Supplied material:

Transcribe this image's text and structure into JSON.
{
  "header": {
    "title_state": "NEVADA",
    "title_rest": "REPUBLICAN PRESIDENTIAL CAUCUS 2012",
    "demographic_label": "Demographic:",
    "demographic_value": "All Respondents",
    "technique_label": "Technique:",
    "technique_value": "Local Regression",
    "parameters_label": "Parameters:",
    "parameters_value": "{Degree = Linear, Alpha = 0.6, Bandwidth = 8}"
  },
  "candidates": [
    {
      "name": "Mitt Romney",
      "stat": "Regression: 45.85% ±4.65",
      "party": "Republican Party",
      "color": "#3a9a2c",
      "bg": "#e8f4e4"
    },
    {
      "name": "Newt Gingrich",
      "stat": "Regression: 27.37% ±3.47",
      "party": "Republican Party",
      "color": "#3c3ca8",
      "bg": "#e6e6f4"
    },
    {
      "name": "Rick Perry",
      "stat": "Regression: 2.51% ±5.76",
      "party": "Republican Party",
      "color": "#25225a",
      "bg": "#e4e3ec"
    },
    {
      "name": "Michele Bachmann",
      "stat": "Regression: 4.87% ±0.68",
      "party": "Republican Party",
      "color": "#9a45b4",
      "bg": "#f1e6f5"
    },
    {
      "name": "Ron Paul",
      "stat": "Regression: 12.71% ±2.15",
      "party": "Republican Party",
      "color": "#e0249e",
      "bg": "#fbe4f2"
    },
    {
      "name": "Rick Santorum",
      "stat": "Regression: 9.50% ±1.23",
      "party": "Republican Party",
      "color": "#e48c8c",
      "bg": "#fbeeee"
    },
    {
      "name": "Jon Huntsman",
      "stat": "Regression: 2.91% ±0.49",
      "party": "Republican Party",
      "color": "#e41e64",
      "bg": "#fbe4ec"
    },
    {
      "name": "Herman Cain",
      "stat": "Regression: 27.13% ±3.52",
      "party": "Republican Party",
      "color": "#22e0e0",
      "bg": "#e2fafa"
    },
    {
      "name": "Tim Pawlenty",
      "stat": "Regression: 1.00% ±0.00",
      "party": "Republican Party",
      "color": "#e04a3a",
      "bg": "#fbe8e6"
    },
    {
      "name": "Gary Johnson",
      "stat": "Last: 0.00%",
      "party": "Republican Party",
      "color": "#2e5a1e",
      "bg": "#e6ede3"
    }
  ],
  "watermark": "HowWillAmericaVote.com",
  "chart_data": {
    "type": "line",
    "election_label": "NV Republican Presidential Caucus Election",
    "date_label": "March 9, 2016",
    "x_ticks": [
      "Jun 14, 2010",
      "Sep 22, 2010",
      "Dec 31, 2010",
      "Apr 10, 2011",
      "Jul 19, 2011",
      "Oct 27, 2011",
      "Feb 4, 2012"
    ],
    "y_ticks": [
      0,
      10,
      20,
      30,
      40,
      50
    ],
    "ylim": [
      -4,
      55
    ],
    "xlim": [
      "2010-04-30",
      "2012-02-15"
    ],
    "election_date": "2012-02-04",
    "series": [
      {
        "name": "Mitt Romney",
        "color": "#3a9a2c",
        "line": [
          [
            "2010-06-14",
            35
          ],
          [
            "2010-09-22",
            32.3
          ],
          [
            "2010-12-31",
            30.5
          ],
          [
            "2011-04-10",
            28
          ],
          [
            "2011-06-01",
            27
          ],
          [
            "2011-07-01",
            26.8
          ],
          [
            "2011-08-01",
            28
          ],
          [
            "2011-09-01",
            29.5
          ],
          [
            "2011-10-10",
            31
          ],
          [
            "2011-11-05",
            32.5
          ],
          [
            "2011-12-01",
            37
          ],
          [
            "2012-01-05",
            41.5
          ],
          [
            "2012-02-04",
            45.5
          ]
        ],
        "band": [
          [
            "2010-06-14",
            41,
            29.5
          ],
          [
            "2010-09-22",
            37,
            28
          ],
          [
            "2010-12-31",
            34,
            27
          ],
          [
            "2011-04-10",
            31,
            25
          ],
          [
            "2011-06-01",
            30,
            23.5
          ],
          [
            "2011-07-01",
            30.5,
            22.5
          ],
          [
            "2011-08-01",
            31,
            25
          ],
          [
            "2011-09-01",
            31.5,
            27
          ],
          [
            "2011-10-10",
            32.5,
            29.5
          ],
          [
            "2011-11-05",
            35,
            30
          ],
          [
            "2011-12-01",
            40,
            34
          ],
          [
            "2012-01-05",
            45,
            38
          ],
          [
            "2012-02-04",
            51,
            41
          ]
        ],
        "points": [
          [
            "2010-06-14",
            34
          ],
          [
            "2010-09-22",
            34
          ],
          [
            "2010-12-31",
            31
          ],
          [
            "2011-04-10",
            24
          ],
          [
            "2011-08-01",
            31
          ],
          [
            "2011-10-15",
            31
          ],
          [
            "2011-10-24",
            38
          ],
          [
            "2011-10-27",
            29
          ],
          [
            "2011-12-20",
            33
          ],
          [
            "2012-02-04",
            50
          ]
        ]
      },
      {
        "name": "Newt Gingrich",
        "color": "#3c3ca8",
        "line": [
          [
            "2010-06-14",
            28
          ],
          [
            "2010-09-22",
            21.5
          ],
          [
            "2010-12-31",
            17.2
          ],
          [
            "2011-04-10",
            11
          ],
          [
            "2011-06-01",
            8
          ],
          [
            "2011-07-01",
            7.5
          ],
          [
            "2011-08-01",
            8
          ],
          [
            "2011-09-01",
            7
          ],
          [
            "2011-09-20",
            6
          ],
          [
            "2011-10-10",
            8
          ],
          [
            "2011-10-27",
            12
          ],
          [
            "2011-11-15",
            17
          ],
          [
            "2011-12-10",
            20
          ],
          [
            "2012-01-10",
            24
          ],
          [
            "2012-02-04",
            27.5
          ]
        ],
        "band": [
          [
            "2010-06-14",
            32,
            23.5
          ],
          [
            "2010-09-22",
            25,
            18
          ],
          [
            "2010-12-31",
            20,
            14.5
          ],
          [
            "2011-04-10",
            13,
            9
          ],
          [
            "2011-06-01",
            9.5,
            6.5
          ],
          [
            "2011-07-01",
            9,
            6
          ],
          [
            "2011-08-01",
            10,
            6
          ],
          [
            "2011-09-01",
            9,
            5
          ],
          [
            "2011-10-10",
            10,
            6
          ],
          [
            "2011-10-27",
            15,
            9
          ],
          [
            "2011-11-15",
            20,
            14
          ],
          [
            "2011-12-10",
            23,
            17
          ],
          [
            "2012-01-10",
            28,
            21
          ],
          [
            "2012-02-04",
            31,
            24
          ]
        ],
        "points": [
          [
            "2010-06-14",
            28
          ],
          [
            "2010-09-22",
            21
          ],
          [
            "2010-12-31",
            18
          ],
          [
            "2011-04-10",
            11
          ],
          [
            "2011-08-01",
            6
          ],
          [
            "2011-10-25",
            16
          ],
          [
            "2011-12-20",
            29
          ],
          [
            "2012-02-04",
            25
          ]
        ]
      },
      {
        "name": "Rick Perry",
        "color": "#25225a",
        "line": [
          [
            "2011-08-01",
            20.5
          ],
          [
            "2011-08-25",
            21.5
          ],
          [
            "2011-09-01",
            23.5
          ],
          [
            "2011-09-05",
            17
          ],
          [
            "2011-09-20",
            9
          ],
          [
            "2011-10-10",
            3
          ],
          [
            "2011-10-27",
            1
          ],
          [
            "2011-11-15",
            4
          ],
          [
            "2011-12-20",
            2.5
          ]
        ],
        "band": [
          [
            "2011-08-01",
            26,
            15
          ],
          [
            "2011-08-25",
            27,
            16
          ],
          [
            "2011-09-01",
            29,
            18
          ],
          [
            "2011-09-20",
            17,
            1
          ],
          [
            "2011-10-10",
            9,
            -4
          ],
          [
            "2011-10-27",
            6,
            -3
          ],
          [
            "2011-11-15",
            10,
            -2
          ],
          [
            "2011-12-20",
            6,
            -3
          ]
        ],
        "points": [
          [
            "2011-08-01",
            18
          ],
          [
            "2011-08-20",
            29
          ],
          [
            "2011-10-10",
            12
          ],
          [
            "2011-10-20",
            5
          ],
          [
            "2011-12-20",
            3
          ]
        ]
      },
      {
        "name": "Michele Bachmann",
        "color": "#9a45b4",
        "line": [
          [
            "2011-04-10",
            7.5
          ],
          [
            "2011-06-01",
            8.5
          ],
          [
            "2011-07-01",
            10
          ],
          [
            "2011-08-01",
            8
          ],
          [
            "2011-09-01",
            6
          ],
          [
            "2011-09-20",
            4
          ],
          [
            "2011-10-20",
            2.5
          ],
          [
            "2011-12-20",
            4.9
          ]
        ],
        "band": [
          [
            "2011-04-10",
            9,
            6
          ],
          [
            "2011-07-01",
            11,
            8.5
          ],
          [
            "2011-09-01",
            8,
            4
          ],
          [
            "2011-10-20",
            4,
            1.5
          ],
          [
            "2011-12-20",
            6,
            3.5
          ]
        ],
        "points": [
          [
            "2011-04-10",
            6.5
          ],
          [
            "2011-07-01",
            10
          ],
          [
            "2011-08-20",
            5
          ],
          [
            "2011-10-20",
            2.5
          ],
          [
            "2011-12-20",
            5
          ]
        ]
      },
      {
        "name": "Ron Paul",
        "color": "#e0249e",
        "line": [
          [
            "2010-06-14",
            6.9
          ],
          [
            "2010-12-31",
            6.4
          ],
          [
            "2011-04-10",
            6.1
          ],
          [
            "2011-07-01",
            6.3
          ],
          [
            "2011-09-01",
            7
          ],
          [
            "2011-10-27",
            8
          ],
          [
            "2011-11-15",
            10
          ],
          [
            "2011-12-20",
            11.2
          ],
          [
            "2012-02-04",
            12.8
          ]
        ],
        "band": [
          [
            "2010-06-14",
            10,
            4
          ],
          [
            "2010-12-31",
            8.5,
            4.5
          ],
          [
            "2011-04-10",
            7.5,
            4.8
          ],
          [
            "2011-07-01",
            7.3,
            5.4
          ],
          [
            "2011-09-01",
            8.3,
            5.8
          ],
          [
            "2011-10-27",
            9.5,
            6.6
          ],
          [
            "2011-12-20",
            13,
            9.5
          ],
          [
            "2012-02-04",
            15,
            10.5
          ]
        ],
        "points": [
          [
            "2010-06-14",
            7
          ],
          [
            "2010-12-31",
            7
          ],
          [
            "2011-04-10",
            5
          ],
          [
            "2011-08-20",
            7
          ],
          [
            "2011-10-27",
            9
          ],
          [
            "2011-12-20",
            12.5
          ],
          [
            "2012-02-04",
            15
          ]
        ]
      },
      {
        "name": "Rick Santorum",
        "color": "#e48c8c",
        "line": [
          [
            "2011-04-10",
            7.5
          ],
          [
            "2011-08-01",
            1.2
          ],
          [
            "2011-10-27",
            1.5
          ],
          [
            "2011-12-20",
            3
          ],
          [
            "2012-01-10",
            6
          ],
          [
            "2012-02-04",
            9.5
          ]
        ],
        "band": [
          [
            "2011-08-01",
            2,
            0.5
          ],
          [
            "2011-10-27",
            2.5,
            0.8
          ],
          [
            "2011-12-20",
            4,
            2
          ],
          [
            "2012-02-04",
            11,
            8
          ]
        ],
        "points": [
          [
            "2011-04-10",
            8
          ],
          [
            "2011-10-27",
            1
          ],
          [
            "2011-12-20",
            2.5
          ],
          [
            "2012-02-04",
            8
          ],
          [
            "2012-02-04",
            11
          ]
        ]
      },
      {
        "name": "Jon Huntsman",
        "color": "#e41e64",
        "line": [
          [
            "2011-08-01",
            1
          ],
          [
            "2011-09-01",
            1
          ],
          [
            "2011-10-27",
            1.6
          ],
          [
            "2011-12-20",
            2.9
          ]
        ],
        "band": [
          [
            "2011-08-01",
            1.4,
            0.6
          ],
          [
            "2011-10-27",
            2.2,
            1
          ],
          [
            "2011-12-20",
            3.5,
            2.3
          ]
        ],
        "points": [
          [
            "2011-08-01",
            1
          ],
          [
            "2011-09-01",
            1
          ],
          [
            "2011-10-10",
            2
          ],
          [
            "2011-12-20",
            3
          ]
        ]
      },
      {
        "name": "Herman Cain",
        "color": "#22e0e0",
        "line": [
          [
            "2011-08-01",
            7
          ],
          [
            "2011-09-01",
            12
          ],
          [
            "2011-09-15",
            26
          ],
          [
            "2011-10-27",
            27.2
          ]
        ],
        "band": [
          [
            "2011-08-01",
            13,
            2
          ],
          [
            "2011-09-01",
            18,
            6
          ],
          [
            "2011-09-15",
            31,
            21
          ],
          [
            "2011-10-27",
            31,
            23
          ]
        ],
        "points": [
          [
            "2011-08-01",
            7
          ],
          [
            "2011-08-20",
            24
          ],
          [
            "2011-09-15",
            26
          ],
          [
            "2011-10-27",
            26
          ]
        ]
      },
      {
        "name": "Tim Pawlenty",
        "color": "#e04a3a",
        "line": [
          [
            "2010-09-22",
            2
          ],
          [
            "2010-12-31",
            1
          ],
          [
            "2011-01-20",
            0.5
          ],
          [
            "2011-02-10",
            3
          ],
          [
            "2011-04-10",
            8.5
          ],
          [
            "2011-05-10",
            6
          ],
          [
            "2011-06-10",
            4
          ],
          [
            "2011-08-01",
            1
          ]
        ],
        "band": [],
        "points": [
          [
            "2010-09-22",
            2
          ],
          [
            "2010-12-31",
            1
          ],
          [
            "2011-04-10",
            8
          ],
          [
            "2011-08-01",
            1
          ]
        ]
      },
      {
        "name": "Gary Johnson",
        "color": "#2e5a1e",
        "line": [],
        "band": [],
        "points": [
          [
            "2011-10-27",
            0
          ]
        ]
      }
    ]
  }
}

Short task: Return every line above in which the string "Santorum" occurs.

Exercise response:
      "name": "Rick Santorum",
        "name": "Rick Santorum",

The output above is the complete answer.